§ REQUEST: Leave every picture out and write out the records below exactly.

====== EXERCISE INPUT ======

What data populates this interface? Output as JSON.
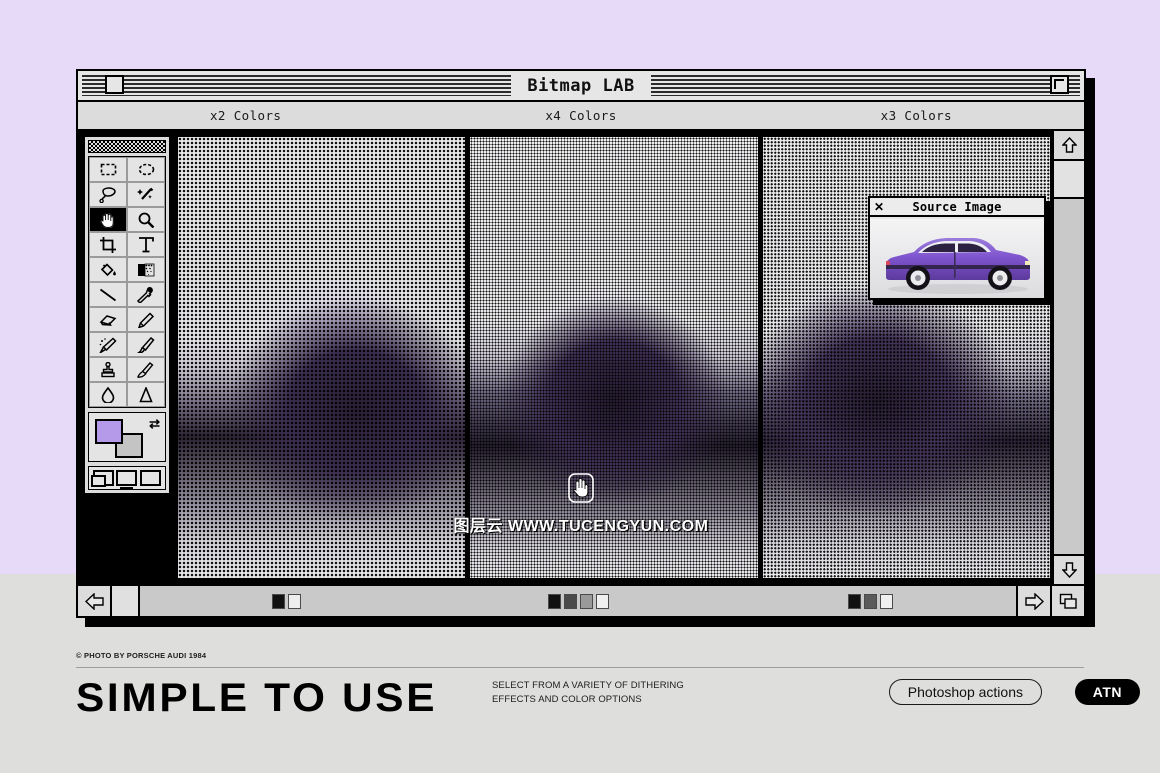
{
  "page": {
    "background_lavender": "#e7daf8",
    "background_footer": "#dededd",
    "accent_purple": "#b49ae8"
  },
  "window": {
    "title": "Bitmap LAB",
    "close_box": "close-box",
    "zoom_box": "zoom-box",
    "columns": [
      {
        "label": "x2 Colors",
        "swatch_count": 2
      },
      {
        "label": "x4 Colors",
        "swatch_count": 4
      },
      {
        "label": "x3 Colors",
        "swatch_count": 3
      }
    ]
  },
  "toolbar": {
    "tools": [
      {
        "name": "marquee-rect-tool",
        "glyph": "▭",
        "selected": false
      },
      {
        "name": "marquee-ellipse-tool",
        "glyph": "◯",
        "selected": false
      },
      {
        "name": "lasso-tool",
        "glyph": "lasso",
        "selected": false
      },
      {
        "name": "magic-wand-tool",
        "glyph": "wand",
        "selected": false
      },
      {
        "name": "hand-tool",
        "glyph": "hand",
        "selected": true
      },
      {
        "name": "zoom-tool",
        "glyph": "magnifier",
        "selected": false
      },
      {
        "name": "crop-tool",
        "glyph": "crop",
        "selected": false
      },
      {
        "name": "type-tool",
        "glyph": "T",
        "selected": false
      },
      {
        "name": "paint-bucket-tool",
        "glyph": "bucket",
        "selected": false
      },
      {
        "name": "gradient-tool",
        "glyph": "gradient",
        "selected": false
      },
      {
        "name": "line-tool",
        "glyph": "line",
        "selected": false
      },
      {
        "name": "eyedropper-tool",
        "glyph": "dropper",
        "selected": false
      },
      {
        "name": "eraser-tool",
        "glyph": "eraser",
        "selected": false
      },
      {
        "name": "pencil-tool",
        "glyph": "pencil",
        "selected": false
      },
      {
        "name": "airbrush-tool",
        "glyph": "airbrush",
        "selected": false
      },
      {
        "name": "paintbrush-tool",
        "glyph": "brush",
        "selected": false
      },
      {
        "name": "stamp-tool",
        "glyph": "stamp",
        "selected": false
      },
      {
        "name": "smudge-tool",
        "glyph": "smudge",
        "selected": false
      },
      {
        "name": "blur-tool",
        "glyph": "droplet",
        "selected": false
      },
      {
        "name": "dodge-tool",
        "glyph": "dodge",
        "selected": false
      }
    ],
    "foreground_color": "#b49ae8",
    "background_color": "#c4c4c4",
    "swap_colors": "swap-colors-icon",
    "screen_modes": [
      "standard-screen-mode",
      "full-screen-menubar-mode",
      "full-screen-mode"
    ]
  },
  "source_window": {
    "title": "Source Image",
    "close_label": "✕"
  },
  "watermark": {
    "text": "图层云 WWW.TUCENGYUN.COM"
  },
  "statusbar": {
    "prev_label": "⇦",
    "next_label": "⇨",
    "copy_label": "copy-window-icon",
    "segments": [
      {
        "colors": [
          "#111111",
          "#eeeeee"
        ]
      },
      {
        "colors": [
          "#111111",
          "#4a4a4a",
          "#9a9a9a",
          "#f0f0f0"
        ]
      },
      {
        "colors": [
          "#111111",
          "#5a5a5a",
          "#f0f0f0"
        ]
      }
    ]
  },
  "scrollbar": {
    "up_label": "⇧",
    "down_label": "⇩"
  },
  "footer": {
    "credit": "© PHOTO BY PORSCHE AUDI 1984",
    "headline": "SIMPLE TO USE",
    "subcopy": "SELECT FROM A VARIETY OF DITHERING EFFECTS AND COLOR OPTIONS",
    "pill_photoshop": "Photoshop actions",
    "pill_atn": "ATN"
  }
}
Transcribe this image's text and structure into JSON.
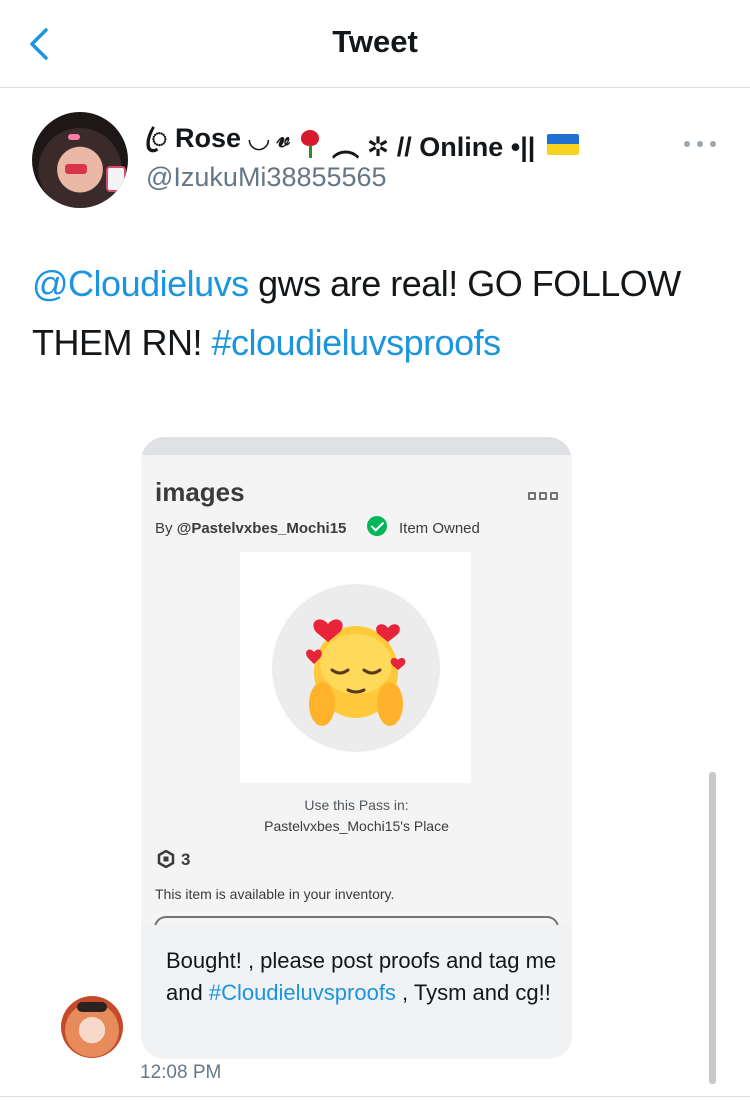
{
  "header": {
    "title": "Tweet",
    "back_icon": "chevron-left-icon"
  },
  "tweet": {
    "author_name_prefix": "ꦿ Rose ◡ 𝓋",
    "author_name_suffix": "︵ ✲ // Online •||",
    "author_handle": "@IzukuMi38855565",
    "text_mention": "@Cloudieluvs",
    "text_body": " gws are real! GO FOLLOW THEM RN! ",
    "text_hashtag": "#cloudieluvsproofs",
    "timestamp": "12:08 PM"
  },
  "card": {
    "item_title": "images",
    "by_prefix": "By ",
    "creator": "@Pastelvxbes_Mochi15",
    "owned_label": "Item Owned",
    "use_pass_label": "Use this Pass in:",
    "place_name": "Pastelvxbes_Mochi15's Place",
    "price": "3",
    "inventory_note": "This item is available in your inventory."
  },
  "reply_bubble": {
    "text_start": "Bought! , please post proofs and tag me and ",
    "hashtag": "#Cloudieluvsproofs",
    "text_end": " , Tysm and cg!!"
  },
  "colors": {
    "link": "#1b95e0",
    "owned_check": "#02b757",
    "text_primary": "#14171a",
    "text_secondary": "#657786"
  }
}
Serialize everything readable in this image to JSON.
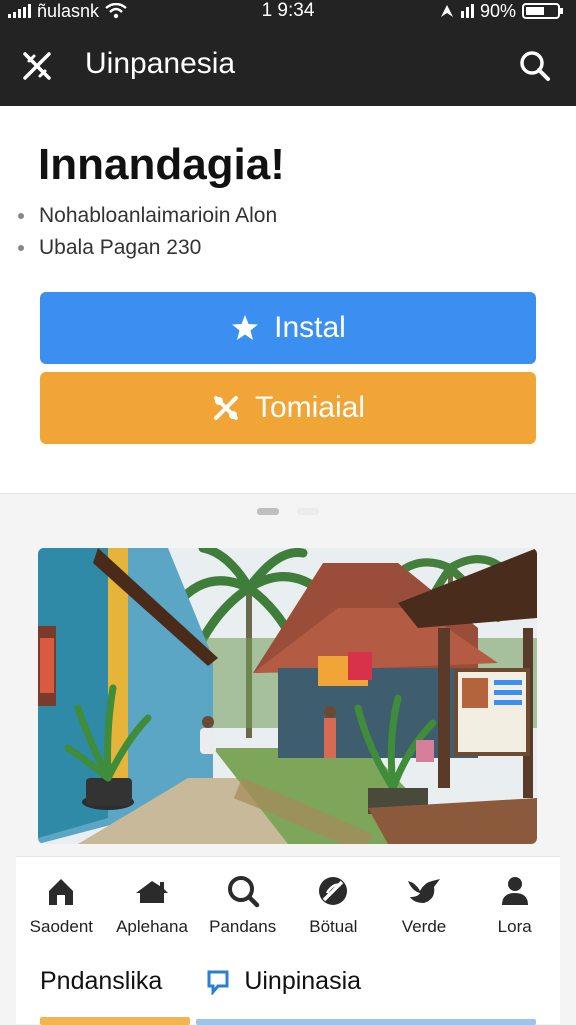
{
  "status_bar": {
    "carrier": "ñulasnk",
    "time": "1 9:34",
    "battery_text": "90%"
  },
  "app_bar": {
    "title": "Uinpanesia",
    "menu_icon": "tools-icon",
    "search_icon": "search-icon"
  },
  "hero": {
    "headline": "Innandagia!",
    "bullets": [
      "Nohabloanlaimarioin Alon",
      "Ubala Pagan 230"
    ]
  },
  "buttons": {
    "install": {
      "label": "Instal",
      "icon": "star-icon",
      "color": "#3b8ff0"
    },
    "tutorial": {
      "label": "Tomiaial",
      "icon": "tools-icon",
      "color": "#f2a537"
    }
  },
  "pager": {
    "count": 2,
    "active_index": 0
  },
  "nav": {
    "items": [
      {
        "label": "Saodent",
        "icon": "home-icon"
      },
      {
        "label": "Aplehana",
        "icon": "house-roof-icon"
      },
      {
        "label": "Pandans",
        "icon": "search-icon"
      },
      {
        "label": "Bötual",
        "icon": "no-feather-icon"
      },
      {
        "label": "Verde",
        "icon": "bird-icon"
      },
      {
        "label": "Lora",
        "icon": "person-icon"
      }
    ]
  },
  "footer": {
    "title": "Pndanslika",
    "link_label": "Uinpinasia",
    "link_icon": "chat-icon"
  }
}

======

§ TASK ANSWER:
What data populates this interface? Output as JSON.
{
  "page": {
    "background_lavender": "#e7daf8",
    "background_footer": "#dededd",
    "accent_purple": "#b49ae8"
  },
  "window": {
    "title": "Bitmap LAB",
    "close_box": "close-box",
    "zoom_box": "zoom-box",
    "columns": [
      {
        "label": "x2 Colors",
        "swatch_count": 2
      },
      {
        "label": "x4 Colors",
        "swatch_count": 4
      },
      {
        "label": "x3 Colors",
        "swatch_count": 3
      }
    ]
  },
  "toolbar": {
    "tools": [
      {
        "name": "marquee-rect-tool",
        "glyph": "▭",
        "selected": false
      },
      {
        "name": "marquee-ellipse-tool",
        "glyph": "◯",
        "selected": false
      },
      {
        "name": "lasso-tool",
        "glyph": "lasso",
        "selected": false
      },
      {
        "name": "magic-wand-tool",
        "glyph": "wand",
        "selected": false
      },
      {
        "name": "hand-tool",
        "glyph": "hand",
        "selected": true
      },
      {
        "name": "zoom-tool",
        "glyph": "magnifier",
        "selected": false
      },
      {
        "name": "crop-tool",
        "glyph": "crop",
        "selected": false
      },
      {
        "name": "type-tool",
        "glyph": "T",
        "selected": false
      },
      {
        "name": "paint-bucket-tool",
        "glyph": "bucket",
        "selected": false
      },
      {
        "name": "gradient-tool",
        "glyph": "gradient",
        "selected": false
      },
      {
        "name": "line-tool",
        "glyph": "line",
        "selected": false
      },
      {
        "name": "eyedropper-tool",
        "glyph": "dropper",
        "selected": false
      },
      {
        "name": "eraser-tool",
        "glyph": "eraser",
        "selected": false
      },
      {
        "name": "pencil-tool",
        "glyph": "pencil",
        "selected": false
      },
      {
        "name": "airbrush-tool",
        "glyph": "airbrush",
        "selected": false
      },
      {
        "name": "paintbrush-tool",
        "glyph": "brush",
        "selected": false
      },
      {
        "name": "stamp-tool",
        "glyph": "stamp",
        "selected": false
      },
      {
        "name": "smudge-tool",
        "glyph": "smudge",
        "selected": false
      },
      {
        "name": "blur-tool",
        "glyph": "droplet",
        "selected": false
      },
      {
        "name": "dodge-tool",
        "glyph": "dodge",
        "selected": false
      }
    ],
    "foreground_color": "#b49ae8",
    "background_color": "#c4c4c4",
    "swap_colors": "swap-colors-icon",
    "screen_modes": [
      "standard-screen-mode",
      "full-screen-menubar-mode",
      "full-screen-mode"
    ]
  },
  "source_window": {
    "title": "Source Image",
    "close_label": "✕"
  },
  "watermark": {
    "text": "图层云 WWW.TUCENGYUN.COM"
  },
  "statusbar": {
    "prev_label": "⇦",
    "next_label": "⇨",
    "copy_label": "copy-window-icon",
    "segments": [
      {
        "colors": [
          "#111111",
          "#eeeeee"
        ]
      },
      {
        "colors": [
          "#111111",
          "#4a4a4a",
          "#9a9a9a",
          "#f0f0f0"
        ]
      },
      {
        "colors": [
          "#111111",
          "#5a5a5a",
          "#f0f0f0"
        ]
      }
    ]
  },
  "scrollbar": {
    "up_label": "⇧",
    "down_label": "⇩"
  },
  "footer": {
    "credit": "© PHOTO BY PORSCHE AUDI 1984",
    "headline": "SIMPLE TO USE",
    "subcopy": "SELECT FROM A VARIETY OF DITHERING EFFECTS AND COLOR OPTIONS",
    "pill_photoshop": "Photoshop actions",
    "pill_atn": "ATN"
  }
}
Transcribe this image's text and structure into JSON.
{
  "header": {
    "title": "Tweet",
    "back_icon": "chevron-left-icon"
  },
  "tweet": {
    "author_name_prefix": "ꦿ Rose ◡ 𝓋",
    "author_name_suffix": "︵ ✲ // Online •||",
    "author_handle": "@IzukuMi38855565",
    "text_mention": "@Cloudieluvs",
    "text_body": " gws are real! GO FOLLOW THEM RN! ",
    "text_hashtag": "#cloudieluvsproofs",
    "timestamp": "12:08 PM"
  },
  "card": {
    "item_title": "images",
    "by_prefix": "By ",
    "creator": "@Pastelvxbes_Mochi15",
    "owned_label": "Item Owned",
    "use_pass_label": "Use this Pass in:",
    "place_name": "Pastelvxbes_Mochi15's Place",
    "price": "3",
    "inventory_note": "This item is available in your inventory."
  },
  "reply_bubble": {
    "text_start": "Bought! , please post proofs and tag me and ",
    "hashtag": "#Cloudieluvsproofs",
    "text_end": " , Tysm and cg!!"
  },
  "colors": {
    "link": "#1b95e0",
    "owned_check": "#02b757",
    "text_primary": "#14171a",
    "text_secondary": "#657786"
  }
}
Serialize everything readable in this image to JSON.
{
  "status_bar": {
    "carrier": "ñulasnk",
    "time": "1 9:34",
    "battery_text": "90%"
  },
  "app_bar": {
    "title": "Uinpanesia",
    "menu_icon": "tools-icon",
    "search_icon": "search-icon"
  },
  "hero": {
    "headline": "Innandagia!",
    "bullets": [
      "Nohabloanlaimarioin Alon",
      "Ubala Pagan 230"
    ]
  },
  "buttons": {
    "install": {
      "label": "Instal",
      "icon": "star-icon",
      "color": "#3b8ff0"
    },
    "tutorial": {
      "label": "Tomiaial",
      "icon": "tools-icon",
      "color": "#f2a537"
    }
  },
  "pager": {
    "count": 2,
    "active_index": 0
  },
  "nav": {
    "items": [
      {
        "label": "Saodent",
        "icon": "home-icon"
      },
      {
        "label": "Aplehana",
        "icon": "house-roof-icon"
      },
      {
        "label": "Pandans",
        "icon": "search-icon"
      },
      {
        "label": "Bötual",
        "icon": "no-feather-icon"
      },
      {
        "label": "Verde",
        "icon": "bird-icon"
      },
      {
        "label": "Lora",
        "icon": "person-icon"
      }
    ]
  },
  "footer": {
    "title": "Pndanslika",
    "link_label": "Uinpinasia",
    "link_icon": "chat-icon"
  }
}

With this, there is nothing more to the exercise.